Supplied entries:

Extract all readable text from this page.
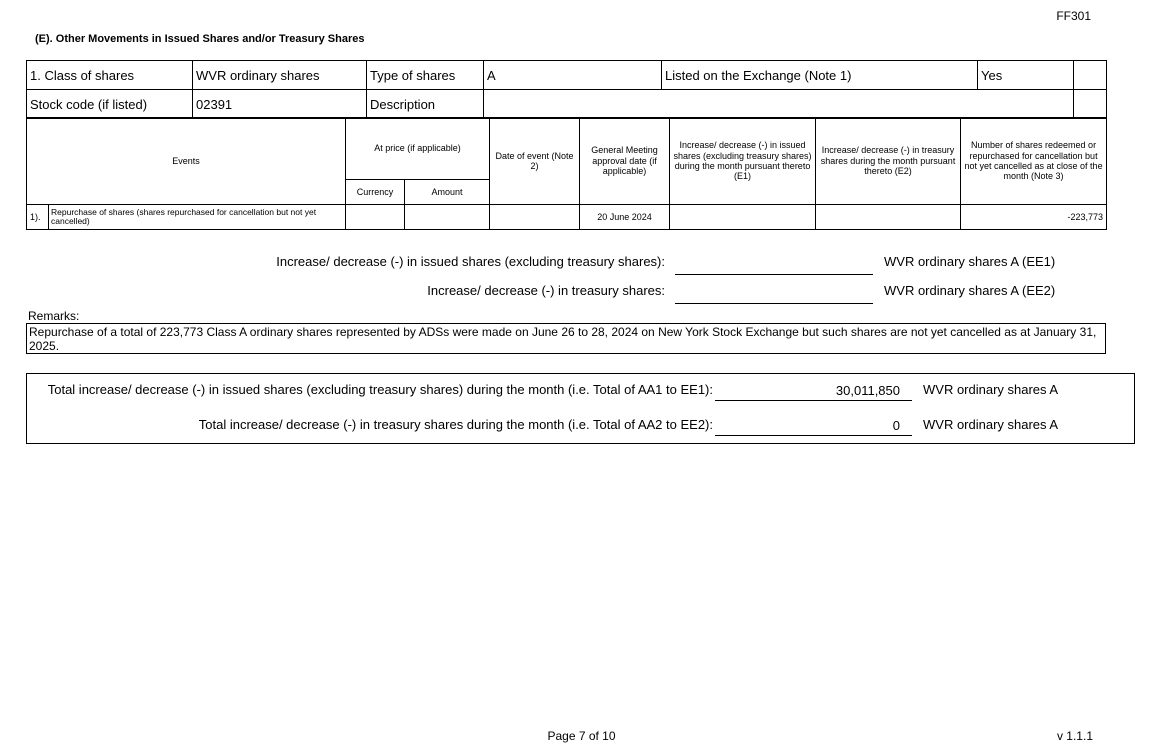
FF301
(E). Other Movements in Issued Shares and/or Treasury Shares
1. Class of shares	WVR ordinary shares	Type of shares	A	Listed on the Exchange (Note 1)	Yes	
Stock code (if listed)	02391	Description				
Events		At price (if applicable)		Date of event (Note 2)	General Meeting approval date (if applicable)	Increase/ decrease (-) in issued shares (excluding treasury shares) during the month pursuant thereto (E1)	Increase/ decrease (-) in treasury shares during the month pursuant thereto (E2)	Number of shares redeemed or repurchased for cancellation but not yet cancelled as at close of the month (Note 3)
		Currency	Amount					
1).	Repurchase of shares (shares repurchased for cancellation but not yet cancelled)				20 June 2024			-223,773
Increase/ decrease (-) in issued shares (excluding treasury shares):	WVR ordinary shares A (EE1)
Increase/ decrease (-) in treasury shares:	WVR ordinary shares A (EE2)
Remarks:
Repurchase of a total of 223,773 Class A ordinary shares represented by ADSs were made on June 26 to 28, 2024 on New York Stock Exchange but such shares are not yet cancelled as at January 31, 2025.
Total increase/ decrease (-) in issued shares (excluding treasury shares) during the month (i.e. Total of AA1 to EE1):	30,011,850	WVR ordinary shares A
Total increase/ decrease (-) in treasury shares during the month (i.e. Total of AA2 to EE2):	0	WVR ordinary shares A
Page 7 of 10	v 1.1.1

Task to complete: Output every entry word for word, but omit the pictures.

Correct output:
Extract all readable text from this page.
FF301
(E). Other Movements in Issued Shares and/or Treasury Shares
1. Class of shares	WVR ordinary shares	Type of shares	A	Listed on the Exchange (Note 1)	Yes	
Stock code (if listed)	02391	Description				
Events		At price (if applicable)		Date of event (Note 2)	General Meeting approval date (if applicable)	Increase/ decrease (-) in issued shares (excluding treasury shares) during the month pursuant thereto (E1)	Increase/ decrease (-) in treasury shares during the month pursuant thereto (E2)	Number of shares redeemed or repurchased for cancellation but not yet cancelled as at close of the month (Note 3)
		Currency	Amount					
1).	Repurchase of shares (shares repurchased for cancellation but not yet cancelled)				20 June 2024			-223,773
Increase/ decrease (-) in issued shares (excluding treasury shares):	WVR ordinary shares A (EE1)
Increase/ decrease (-) in treasury shares:	WVR ordinary shares A (EE2)
Remarks:
Repurchase of a total of 223,773 Class A ordinary shares represented by ADSs were made on June 26 to 28, 2024 on New York Stock Exchange but such shares are not yet cancelled as at January 31, 2025.
Total increase/ decrease (-) in issued shares (excluding treasury shares) during the month (i.e. Total of AA1 to EE1):	30,011,850	WVR ordinary shares A
Total increase/ decrease (-) in treasury shares during the month (i.e. Total of AA2 to EE2):	0	WVR ordinary shares A
Page 7 of 10	v 1.1.1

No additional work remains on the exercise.